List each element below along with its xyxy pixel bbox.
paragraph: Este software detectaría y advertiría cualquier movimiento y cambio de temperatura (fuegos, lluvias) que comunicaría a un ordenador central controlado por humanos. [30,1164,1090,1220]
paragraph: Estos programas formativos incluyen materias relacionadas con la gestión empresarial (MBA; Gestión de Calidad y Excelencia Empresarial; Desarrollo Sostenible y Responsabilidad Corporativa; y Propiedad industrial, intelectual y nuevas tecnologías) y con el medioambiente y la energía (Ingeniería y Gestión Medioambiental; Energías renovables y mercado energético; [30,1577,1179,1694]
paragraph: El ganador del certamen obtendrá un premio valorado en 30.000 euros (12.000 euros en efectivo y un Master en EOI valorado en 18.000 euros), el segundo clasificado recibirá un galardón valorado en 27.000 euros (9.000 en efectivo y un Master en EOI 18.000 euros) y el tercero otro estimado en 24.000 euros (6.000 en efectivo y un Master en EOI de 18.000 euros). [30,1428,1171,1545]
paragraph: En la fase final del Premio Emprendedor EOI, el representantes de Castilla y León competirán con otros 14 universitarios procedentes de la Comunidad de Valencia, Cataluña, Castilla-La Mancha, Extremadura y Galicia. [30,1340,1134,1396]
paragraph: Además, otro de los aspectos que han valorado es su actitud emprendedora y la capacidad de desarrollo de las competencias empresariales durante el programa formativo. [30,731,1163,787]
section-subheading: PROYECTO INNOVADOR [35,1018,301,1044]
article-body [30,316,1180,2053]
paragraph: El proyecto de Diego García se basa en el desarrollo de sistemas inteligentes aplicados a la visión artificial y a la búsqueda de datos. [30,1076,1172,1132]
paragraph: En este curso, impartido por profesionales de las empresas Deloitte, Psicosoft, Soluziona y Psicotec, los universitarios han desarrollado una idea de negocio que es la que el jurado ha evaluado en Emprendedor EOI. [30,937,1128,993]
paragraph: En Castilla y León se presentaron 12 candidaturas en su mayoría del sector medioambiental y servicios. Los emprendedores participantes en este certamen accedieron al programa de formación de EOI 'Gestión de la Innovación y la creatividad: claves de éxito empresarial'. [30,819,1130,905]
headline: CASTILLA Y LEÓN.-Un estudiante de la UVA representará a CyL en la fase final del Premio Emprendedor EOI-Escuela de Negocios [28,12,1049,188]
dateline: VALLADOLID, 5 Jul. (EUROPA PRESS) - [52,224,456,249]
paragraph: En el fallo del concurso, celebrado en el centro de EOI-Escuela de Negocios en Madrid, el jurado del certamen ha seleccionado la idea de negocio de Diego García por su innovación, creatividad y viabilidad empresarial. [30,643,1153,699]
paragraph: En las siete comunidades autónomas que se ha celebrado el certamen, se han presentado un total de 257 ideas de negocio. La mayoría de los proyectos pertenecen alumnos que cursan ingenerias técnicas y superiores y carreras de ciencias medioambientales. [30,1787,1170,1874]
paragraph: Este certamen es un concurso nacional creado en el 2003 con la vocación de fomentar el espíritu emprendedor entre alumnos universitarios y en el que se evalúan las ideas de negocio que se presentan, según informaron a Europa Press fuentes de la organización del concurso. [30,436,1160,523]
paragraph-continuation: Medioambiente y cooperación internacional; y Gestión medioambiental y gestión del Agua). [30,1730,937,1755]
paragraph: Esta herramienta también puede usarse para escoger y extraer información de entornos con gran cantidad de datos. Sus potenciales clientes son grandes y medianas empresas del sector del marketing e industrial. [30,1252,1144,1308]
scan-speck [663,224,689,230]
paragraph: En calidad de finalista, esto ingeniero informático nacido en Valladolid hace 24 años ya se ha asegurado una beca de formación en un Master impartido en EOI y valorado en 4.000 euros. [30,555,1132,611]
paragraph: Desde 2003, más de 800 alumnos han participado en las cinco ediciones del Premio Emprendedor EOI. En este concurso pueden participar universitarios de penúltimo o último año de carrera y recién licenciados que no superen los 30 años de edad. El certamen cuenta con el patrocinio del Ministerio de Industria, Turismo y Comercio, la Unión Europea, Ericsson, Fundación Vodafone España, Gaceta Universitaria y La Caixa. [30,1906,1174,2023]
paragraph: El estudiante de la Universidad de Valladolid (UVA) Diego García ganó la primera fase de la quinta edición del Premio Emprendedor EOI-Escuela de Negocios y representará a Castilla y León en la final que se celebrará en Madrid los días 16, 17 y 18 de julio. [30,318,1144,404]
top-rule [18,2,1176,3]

▶ Task statement
Reformat the entries from their first line through the line containing "paragraph: El ganador" as a numbered list, omitting any blank lines.

▶ Final result
1. List each element below along with its xyxy pixel bbox.
2. paragraph: Este software detectaría y advertiría cualquier movimiento y cambio de temperatura (fuegos, lluvias) que comunicaría a un ordenador central controlado por humanos. [30,1164,1090,1220]
3. paragraph: Estos programas formativos incluyen materias relacionadas con la gestión empresarial (MBA; Gestión de Calidad y Excelencia Empresarial; Desarrollo Sostenible y Responsabilidad Corporativa; y Propiedad industrial, intelectual y nuevas tecnologías) y con el medioambiente y la energía (Ingeniería y Gestión Medioambiental; Energías renovables y mercado energético; [30,1577,1179,1694]
4. paragraph: El ganador del certamen obtendrá un premio valorado en 30.000 euros (12.000 euros en efectivo y un Master en EOI valorado en 18.000 euros), el segundo clasificado recibirá un galardón valorado en 27.000 euros (9.000 en efectivo y un Master en EOI 18.000 euros) y el tercero otro estimado en 24.000 euros (6.000 en efectivo y un Master en EOI de 18.000 euros). [30,1428,1171,1545]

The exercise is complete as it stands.